> **Task to complete**: Keep the images out and copy every entry below exactly.

> **Input**:

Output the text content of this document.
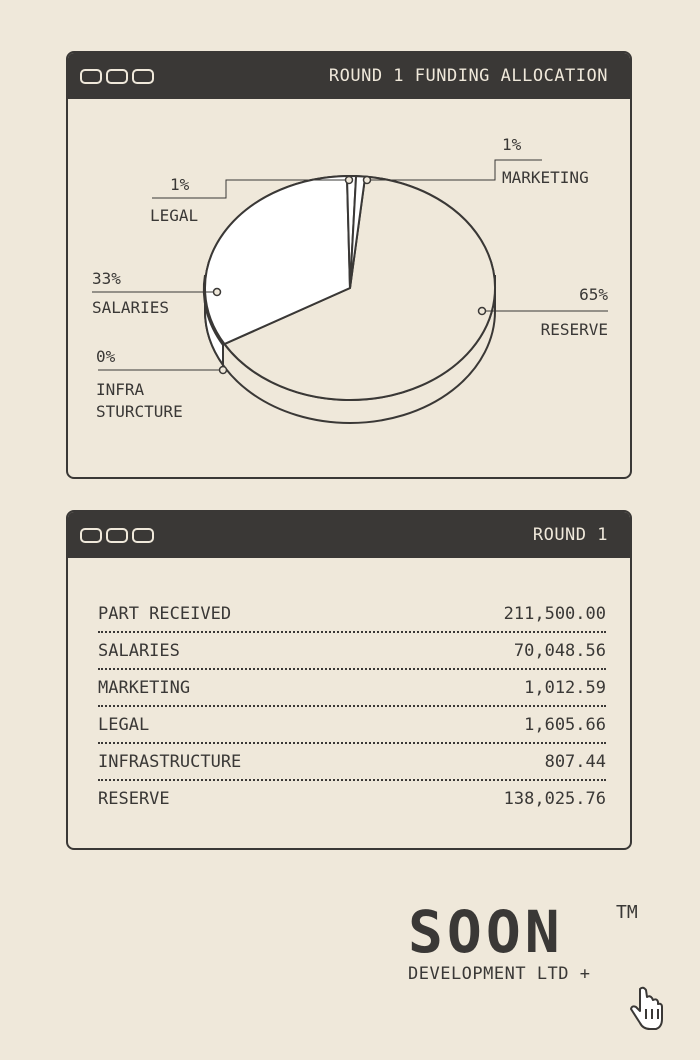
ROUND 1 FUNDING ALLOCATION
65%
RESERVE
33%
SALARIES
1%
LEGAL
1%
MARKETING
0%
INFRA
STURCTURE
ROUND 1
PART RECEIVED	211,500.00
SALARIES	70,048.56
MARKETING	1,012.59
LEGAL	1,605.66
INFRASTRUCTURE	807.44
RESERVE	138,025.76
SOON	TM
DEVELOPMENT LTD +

> **Full response**:
Output the text content of this document.
ROUND 1 FUNDING ALLOCATION
65%
RESERVE
33%
SALARIES
1%
LEGAL
1%
MARKETING
0%
INFRA
STURCTURE
ROUND 1
PART RECEIVED	211,500.00
SALARIES	70,048.56
MARKETING	1,012.59
LEGAL	1,605.66
INFRASTRUCTURE	807.44
RESERVE	138,025.76
SOON	TM
DEVELOPMENT LTD +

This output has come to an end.